→ **Do this**
Images should be left out, and everything else in the listing reproduced exactly.

→ **Source material**
####################
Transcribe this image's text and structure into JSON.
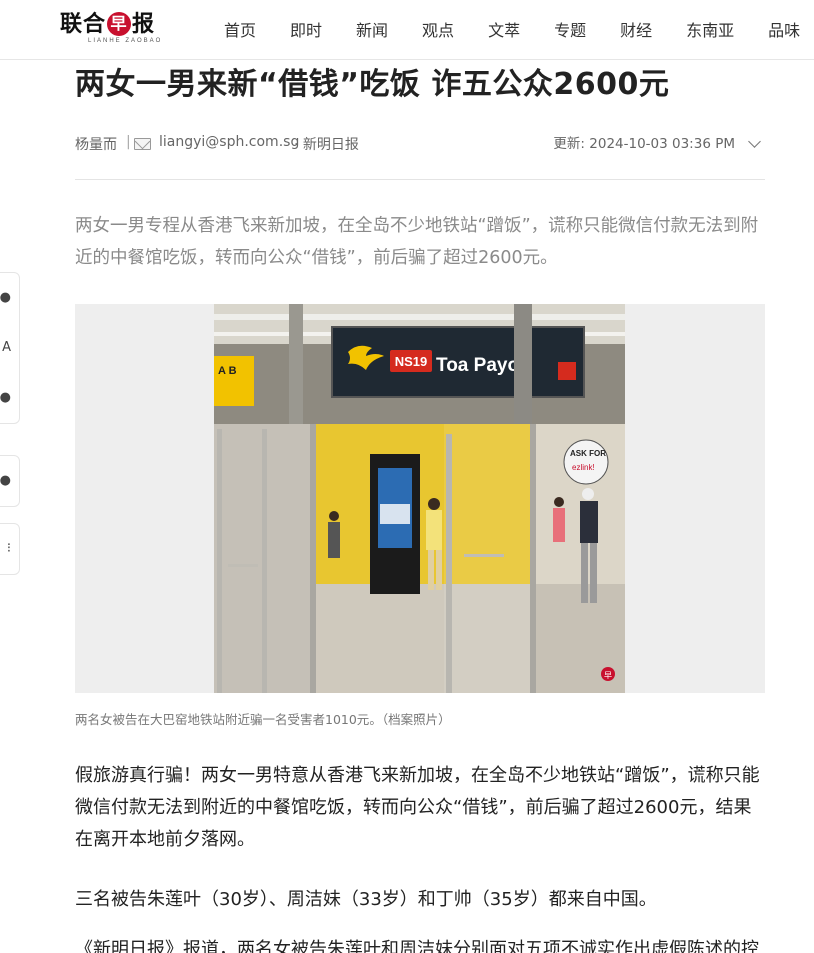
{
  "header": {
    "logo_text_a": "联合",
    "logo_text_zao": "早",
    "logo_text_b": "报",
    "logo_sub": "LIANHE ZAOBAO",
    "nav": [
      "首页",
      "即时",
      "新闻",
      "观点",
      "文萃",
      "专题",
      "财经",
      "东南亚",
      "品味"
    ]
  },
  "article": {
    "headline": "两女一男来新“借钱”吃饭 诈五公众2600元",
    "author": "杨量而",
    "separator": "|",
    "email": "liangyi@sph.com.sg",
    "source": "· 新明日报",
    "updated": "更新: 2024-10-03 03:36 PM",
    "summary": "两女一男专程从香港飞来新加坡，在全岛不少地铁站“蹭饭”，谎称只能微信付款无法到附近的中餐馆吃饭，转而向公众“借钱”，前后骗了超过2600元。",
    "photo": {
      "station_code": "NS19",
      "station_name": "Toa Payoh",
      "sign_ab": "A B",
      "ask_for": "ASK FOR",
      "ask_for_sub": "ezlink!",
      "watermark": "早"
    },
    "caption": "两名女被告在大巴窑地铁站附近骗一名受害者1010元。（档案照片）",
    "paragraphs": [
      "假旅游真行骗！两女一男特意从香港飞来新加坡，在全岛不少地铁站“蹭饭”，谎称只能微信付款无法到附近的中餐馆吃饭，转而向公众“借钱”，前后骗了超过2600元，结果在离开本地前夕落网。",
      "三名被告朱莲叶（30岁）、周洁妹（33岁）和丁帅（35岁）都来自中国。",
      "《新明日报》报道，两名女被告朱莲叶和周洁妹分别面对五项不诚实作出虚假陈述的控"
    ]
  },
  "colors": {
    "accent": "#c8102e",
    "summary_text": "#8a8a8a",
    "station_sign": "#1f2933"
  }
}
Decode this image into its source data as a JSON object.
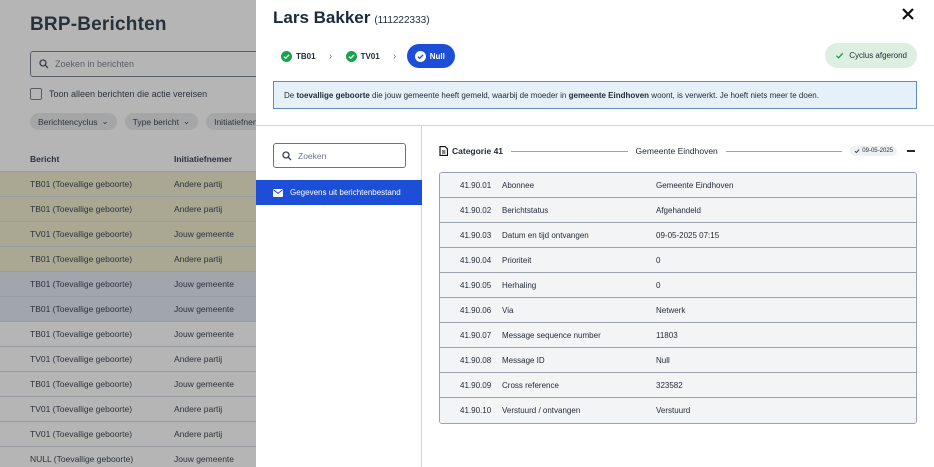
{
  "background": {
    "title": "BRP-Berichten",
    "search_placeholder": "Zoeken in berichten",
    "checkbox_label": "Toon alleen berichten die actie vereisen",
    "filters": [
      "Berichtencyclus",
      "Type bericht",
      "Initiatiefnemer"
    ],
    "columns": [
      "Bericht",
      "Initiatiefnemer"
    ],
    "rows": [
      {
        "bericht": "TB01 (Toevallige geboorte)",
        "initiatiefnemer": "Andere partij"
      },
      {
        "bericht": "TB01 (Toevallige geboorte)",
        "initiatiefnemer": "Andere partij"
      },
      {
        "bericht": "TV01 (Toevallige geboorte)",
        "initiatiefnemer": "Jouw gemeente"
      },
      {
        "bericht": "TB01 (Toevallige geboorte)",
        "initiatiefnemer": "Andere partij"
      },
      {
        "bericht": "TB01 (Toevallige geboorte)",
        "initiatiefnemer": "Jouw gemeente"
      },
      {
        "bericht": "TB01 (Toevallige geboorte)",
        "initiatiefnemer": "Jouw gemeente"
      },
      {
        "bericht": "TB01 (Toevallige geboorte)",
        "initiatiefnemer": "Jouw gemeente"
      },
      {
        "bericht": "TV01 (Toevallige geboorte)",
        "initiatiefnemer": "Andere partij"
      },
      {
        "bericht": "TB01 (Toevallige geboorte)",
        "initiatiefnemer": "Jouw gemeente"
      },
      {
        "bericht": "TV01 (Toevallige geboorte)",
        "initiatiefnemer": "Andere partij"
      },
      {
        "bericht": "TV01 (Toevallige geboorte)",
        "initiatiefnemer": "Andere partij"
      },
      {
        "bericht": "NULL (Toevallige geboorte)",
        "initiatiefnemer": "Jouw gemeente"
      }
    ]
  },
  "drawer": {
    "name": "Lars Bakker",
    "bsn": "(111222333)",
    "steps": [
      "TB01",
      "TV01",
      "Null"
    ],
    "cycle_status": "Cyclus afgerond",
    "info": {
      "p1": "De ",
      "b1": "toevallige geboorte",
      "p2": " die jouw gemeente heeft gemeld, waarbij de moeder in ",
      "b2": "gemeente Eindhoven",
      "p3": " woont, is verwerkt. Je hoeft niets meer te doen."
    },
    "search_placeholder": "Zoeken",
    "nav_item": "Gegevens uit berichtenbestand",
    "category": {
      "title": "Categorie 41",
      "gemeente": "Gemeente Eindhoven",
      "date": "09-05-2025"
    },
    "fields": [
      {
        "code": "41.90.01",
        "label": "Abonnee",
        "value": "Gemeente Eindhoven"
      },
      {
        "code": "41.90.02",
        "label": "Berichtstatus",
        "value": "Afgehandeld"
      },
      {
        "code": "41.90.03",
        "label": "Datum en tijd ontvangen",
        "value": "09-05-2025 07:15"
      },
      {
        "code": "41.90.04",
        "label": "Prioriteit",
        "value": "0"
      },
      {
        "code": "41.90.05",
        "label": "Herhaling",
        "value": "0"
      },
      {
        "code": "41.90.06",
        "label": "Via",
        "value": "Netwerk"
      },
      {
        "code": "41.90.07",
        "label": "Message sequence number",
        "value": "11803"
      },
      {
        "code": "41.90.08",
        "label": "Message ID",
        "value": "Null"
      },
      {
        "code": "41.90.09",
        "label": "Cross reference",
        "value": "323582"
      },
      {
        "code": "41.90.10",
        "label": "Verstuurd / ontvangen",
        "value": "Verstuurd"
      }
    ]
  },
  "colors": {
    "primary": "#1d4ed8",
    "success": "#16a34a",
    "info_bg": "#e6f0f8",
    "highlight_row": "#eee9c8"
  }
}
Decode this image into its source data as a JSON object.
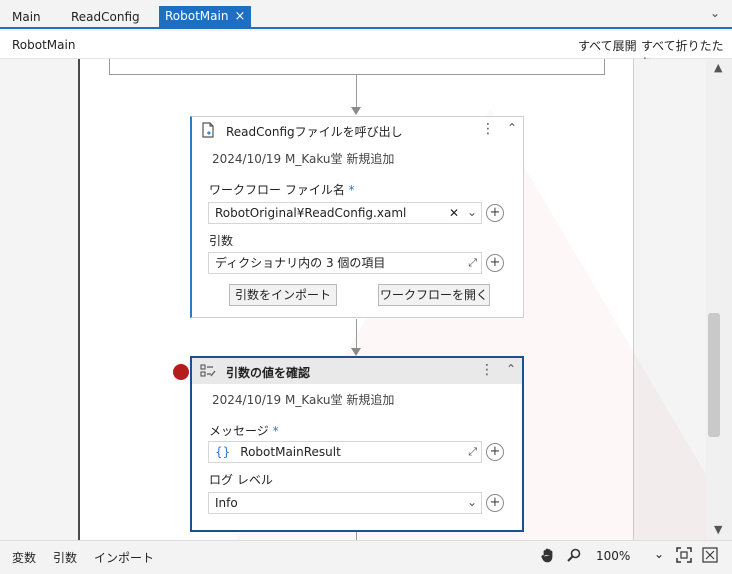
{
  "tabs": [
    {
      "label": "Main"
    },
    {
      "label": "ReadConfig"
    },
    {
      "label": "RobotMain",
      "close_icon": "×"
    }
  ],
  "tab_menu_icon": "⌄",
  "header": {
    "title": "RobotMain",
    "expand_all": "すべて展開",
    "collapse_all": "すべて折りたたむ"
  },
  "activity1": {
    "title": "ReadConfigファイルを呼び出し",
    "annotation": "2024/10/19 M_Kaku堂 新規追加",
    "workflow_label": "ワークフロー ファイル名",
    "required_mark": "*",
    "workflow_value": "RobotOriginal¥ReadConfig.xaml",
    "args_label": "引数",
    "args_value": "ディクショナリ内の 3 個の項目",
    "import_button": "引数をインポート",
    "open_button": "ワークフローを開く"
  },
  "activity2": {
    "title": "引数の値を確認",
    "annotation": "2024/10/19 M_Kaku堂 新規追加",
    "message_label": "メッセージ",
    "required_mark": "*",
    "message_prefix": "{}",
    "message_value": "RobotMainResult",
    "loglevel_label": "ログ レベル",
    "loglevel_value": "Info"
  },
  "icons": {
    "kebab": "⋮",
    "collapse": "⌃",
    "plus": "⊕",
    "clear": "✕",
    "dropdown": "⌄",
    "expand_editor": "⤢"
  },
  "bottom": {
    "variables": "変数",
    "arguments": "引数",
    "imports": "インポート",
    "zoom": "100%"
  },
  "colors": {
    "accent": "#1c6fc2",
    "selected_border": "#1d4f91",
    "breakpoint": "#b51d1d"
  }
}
####################
→ **The answer**
Transcribe this image's text and structure into JSON.
{
  "header": {
    "logo_text_a": "联合",
    "logo_text_zao": "早",
    "logo_text_b": "报",
    "logo_sub": "LIANHE ZAOBAO",
    "nav": [
      "首页",
      "即时",
      "新闻",
      "观点",
      "文萃",
      "专题",
      "财经",
      "东南亚",
      "品味"
    ]
  },
  "article": {
    "headline": "两女一男来新“借钱”吃饭 诈五公众2600元",
    "author": "杨量而",
    "separator": "|",
    "email": "liangyi@sph.com.sg",
    "source": "· 新明日报",
    "updated": "更新: 2024-10-03 03:36 PM",
    "summary": "两女一男专程从香港飞来新加坡，在全岛不少地铁站“蹭饭”，谎称只能微信付款无法到附近的中餐馆吃饭，转而向公众“借钱”，前后骗了超过2600元。",
    "photo": {
      "station_code": "NS19",
      "station_name": "Toa Payoh",
      "sign_ab": "A B",
      "ask_for": "ASK FOR",
      "ask_for_sub": "ezlink!",
      "watermark": "早"
    },
    "caption": "两名女被告在大巴窑地铁站附近骗一名受害者1010元。（档案照片）",
    "paragraphs": [
      "假旅游真行骗！两女一男特意从香港飞来新加坡，在全岛不少地铁站“蹭饭”，谎称只能微信付款无法到附近的中餐馆吃饭，转而向公众“借钱”，前后骗了超过2600元，结果在离开本地前夕落网。",
      "三名被告朱莲叶（30岁）、周洁妹（33岁）和丁帅（35岁）都来自中国。",
      "《新明日报》报道，两名女被告朱莲叶和周洁妹分别面对五项不诚实作出虚假陈述的控"
    ]
  },
  "colors": {
    "accent": "#c8102e",
    "summary_text": "#8a8a8a",
    "station_sign": "#1f2933"
  }
}
Decode this image into its source data as a JSON object.
{
  "background": {
    "title": "BRP-Berichten",
    "search_placeholder": "Zoeken in berichten",
    "checkbox_label": "Toon alleen berichten die actie vereisen",
    "filters": [
      "Berichtencyclus",
      "Type bericht",
      "Initiatiefnemer"
    ],
    "columns": [
      "Bericht",
      "Initiatiefnemer"
    ],
    "rows": [
      {
        "bericht": "TB01 (Toevallige geboorte)",
        "initiatiefnemer": "Andere partij"
      },
      {
        "bericht": "TB01 (Toevallige geboorte)",
        "initiatiefnemer": "Andere partij"
      },
      {
        "bericht": "TV01 (Toevallige geboorte)",
        "initiatiefnemer": "Jouw gemeente"
      },
      {
        "bericht": "TB01 (Toevallige geboorte)",
        "initiatiefnemer": "Andere partij"
      },
      {
        "bericht": "TB01 (Toevallige geboorte)",
        "initiatiefnemer": "Jouw gemeente"
      },
      {
        "bericht": "TB01 (Toevallige geboorte)",
        "initiatiefnemer": "Jouw gemeente"
      },
      {
        "bericht": "TB01 (Toevallige geboorte)",
        "initiatiefnemer": "Jouw gemeente"
      },
      {
        "bericht": "TV01 (Toevallige geboorte)",
        "initiatiefnemer": "Andere partij"
      },
      {
        "bericht": "TB01 (Toevallige geboorte)",
        "initiatiefnemer": "Jouw gemeente"
      },
      {
        "bericht": "TV01 (Toevallige geboorte)",
        "initiatiefnemer": "Andere partij"
      },
      {
        "bericht": "TV01 (Toevallige geboorte)",
        "initiatiefnemer": "Andere partij"
      },
      {
        "bericht": "NULL (Toevallige geboorte)",
        "initiatiefnemer": "Jouw gemeente"
      }
    ]
  },
  "drawer": {
    "name": "Lars Bakker",
    "bsn": "(111222333)",
    "steps": [
      "TB01",
      "TV01",
      "Null"
    ],
    "cycle_status": "Cyclus afgerond",
    "info": {
      "p1": "De ",
      "b1": "toevallige geboorte",
      "p2": " die jouw gemeente heeft gemeld, waarbij de moeder in ",
      "b2": "gemeente Eindhoven",
      "p3": " woont, is verwerkt. Je hoeft niets meer te doen."
    },
    "search_placeholder": "Zoeken",
    "nav_item": "Gegevens uit berichtenbestand",
    "category": {
      "title": "Categorie 41",
      "gemeente": "Gemeente Eindhoven",
      "date": "09-05-2025"
    },
    "fields": [
      {
        "code": "41.90.01",
        "label": "Abonnee",
        "value": "Gemeente Eindhoven"
      },
      {
        "code": "41.90.02",
        "label": "Berichtstatus",
        "value": "Afgehandeld"
      },
      {
        "code": "41.90.03",
        "label": "Datum en tijd ontvangen",
        "value": "09-05-2025 07:15"
      },
      {
        "code": "41.90.04",
        "label": "Prioriteit",
        "value": "0"
      },
      {
        "code": "41.90.05",
        "label": "Herhaling",
        "value": "0"
      },
      {
        "code": "41.90.06",
        "label": "Via",
        "value": "Netwerk"
      },
      {
        "code": "41.90.07",
        "label": "Message sequence number",
        "value": "11803"
      },
      {
        "code": "41.90.08",
        "label": "Message ID",
        "value": "Null"
      },
      {
        "code": "41.90.09",
        "label": "Cross reference",
        "value": "323582"
      },
      {
        "code": "41.90.10",
        "label": "Verstuurd / ontvangen",
        "value": "Verstuurd"
      }
    ]
  },
  "colors": {
    "primary": "#1d4ed8",
    "success": "#16a34a",
    "info_bg": "#e6f0f8",
    "highlight_row": "#eee9c8"
  }
}
Decode this image into its source data as a JSON object.
{
  "tabs": [
    {
      "label": "Main"
    },
    {
      "label": "ReadConfig"
    },
    {
      "label": "RobotMain",
      "close_icon": "×"
    }
  ],
  "tab_menu_icon": "⌄",
  "header": {
    "title": "RobotMain",
    "expand_all": "すべて展開",
    "collapse_all": "すべて折りたたむ"
  },
  "activity1": {
    "title": "ReadConfigファイルを呼び出し",
    "annotation": "2024/10/19 M_Kaku堂 新規追加",
    "workflow_label": "ワークフロー ファイル名",
    "required_mark": "*",
    "workflow_value": "RobotOriginal¥ReadConfig.xaml",
    "args_label": "引数",
    "args_value": "ディクショナリ内の 3 個の項目",
    "import_button": "引数をインポート",
    "open_button": "ワークフローを開く"
  },
  "activity2": {
    "title": "引数の値を確認",
    "annotation": "2024/10/19 M_Kaku堂 新規追加",
    "message_label": "メッセージ",
    "required_mark": "*",
    "message_prefix": "{}",
    "message_value": "RobotMainResult",
    "loglevel_label": "ログ レベル",
    "loglevel_value": "Info"
  },
  "icons": {
    "kebab": "⋮",
    "collapse": "⌃",
    "plus": "⊕",
    "clear": "✕",
    "dropdown": "⌄",
    "expand_editor": "⤢"
  },
  "bottom": {
    "variables": "変数",
    "arguments": "引数",
    "imports": "インポート",
    "zoom": "100%"
  },
  "colors": {
    "accent": "#1c6fc2",
    "selected_border": "#1d4f91",
    "breakpoint": "#b51d1d"
  }
}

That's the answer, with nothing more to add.